Figure record listings:

■ ■ ■

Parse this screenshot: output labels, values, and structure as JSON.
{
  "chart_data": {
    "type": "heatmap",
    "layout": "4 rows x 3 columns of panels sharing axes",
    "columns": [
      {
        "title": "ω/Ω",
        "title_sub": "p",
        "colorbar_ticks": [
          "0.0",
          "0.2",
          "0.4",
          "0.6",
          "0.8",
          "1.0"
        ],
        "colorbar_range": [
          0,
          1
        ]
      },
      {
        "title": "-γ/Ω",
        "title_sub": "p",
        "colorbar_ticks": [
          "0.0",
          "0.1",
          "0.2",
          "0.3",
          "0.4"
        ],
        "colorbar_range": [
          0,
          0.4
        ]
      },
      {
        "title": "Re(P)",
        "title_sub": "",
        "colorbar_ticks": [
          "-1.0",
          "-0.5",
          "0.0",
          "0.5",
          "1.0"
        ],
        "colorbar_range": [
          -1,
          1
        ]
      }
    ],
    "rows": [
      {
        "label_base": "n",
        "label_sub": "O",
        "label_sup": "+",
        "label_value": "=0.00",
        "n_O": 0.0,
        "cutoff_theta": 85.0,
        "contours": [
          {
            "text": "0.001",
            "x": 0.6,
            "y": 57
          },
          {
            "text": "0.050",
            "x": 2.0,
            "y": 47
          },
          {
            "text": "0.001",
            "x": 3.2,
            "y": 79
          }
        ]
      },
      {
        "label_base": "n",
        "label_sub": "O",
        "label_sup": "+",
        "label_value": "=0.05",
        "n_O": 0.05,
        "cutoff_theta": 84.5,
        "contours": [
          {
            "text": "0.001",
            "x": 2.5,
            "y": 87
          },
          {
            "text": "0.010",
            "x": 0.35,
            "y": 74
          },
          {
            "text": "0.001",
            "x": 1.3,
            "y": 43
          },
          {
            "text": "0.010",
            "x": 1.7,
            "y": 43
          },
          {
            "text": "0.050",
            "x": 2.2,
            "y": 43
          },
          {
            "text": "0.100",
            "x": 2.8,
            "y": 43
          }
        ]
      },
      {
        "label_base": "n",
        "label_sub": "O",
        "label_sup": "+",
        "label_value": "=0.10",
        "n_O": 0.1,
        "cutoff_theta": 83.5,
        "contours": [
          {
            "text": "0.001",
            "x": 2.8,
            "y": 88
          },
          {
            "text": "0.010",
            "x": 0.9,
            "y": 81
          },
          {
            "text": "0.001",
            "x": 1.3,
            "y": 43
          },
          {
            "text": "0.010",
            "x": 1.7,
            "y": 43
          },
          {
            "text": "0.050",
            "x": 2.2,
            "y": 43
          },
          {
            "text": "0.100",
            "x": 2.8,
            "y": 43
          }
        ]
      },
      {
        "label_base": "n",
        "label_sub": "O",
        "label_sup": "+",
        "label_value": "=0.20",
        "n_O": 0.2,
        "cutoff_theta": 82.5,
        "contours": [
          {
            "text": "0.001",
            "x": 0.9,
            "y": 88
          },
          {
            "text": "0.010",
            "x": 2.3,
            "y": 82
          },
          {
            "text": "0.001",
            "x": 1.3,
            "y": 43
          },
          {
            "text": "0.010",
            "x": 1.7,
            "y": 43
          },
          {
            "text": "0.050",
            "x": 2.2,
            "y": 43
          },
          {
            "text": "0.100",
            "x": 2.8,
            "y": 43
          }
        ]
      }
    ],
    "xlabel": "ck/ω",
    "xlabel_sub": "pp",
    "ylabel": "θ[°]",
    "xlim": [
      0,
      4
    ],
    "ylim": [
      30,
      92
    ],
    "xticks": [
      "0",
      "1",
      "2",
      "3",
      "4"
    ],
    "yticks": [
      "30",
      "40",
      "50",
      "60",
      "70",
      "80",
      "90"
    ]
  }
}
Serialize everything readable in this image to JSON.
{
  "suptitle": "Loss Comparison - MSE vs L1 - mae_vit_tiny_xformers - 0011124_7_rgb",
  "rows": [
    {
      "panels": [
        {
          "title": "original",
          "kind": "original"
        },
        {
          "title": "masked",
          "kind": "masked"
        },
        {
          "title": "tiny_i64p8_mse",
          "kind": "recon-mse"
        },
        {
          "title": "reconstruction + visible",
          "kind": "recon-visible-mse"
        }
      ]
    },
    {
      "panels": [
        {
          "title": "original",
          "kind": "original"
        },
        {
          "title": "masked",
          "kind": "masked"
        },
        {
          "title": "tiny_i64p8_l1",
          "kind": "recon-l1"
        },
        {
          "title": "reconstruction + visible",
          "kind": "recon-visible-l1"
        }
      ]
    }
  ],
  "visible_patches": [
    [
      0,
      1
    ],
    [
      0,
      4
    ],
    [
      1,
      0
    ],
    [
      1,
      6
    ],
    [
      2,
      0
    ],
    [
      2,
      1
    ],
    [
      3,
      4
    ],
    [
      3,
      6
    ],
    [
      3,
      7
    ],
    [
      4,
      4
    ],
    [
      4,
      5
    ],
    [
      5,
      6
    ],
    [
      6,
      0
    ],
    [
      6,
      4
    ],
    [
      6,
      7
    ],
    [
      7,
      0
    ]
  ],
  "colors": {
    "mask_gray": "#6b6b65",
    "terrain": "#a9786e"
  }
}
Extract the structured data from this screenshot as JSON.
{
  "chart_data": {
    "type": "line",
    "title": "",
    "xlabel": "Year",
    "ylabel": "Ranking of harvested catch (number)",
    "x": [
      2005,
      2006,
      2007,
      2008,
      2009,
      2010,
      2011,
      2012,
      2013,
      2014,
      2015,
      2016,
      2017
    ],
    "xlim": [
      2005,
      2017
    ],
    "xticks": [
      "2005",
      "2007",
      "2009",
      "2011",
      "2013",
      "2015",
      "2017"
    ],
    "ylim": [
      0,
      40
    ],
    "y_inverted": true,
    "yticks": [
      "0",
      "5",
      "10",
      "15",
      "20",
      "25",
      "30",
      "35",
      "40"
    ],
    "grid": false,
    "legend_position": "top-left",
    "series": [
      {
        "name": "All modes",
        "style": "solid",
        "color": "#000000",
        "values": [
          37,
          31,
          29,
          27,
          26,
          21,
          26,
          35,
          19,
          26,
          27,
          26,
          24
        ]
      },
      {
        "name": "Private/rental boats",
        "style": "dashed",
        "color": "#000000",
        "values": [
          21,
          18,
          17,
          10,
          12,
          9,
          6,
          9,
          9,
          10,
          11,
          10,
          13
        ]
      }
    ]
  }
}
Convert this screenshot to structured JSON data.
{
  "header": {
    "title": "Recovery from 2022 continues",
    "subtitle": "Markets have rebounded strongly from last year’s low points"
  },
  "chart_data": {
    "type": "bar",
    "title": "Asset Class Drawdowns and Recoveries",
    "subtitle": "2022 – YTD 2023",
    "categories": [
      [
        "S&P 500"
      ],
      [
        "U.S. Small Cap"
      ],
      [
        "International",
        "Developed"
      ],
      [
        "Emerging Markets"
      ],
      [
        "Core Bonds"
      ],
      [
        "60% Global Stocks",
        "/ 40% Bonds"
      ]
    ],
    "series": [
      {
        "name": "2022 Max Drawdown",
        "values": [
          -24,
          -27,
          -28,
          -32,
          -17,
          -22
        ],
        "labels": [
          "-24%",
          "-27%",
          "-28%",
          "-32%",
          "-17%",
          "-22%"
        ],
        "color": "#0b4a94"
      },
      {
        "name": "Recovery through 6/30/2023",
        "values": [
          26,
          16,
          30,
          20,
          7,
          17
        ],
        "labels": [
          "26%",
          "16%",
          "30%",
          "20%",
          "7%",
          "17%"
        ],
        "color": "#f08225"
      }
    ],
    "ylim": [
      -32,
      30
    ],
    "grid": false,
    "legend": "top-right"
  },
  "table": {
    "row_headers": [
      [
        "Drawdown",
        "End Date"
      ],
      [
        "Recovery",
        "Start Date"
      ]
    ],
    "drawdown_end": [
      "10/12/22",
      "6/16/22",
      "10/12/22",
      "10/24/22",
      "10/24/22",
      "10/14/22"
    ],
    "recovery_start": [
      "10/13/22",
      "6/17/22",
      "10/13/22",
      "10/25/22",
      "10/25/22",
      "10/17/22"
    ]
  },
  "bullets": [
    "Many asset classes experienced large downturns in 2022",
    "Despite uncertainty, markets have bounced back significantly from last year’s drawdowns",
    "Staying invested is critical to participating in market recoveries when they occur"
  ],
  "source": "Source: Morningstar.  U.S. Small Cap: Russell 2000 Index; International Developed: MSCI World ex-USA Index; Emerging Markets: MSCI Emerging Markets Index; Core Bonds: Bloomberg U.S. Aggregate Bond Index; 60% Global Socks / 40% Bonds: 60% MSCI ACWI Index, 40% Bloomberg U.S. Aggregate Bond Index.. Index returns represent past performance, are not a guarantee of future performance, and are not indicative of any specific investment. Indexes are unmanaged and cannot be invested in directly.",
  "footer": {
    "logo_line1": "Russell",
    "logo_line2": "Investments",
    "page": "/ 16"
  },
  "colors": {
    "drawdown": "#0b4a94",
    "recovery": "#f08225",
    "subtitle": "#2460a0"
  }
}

■ ■ ■

## Task description
From the listing above, return each line with the word "this".

## Output of the exercise
Parse this screenshot: output labels, values, and structure as JSON.
Serialize everything readable in this image to JSON.
Extract the structured data from this screenshot as JSON.
Convert this screenshot to structured JSON data.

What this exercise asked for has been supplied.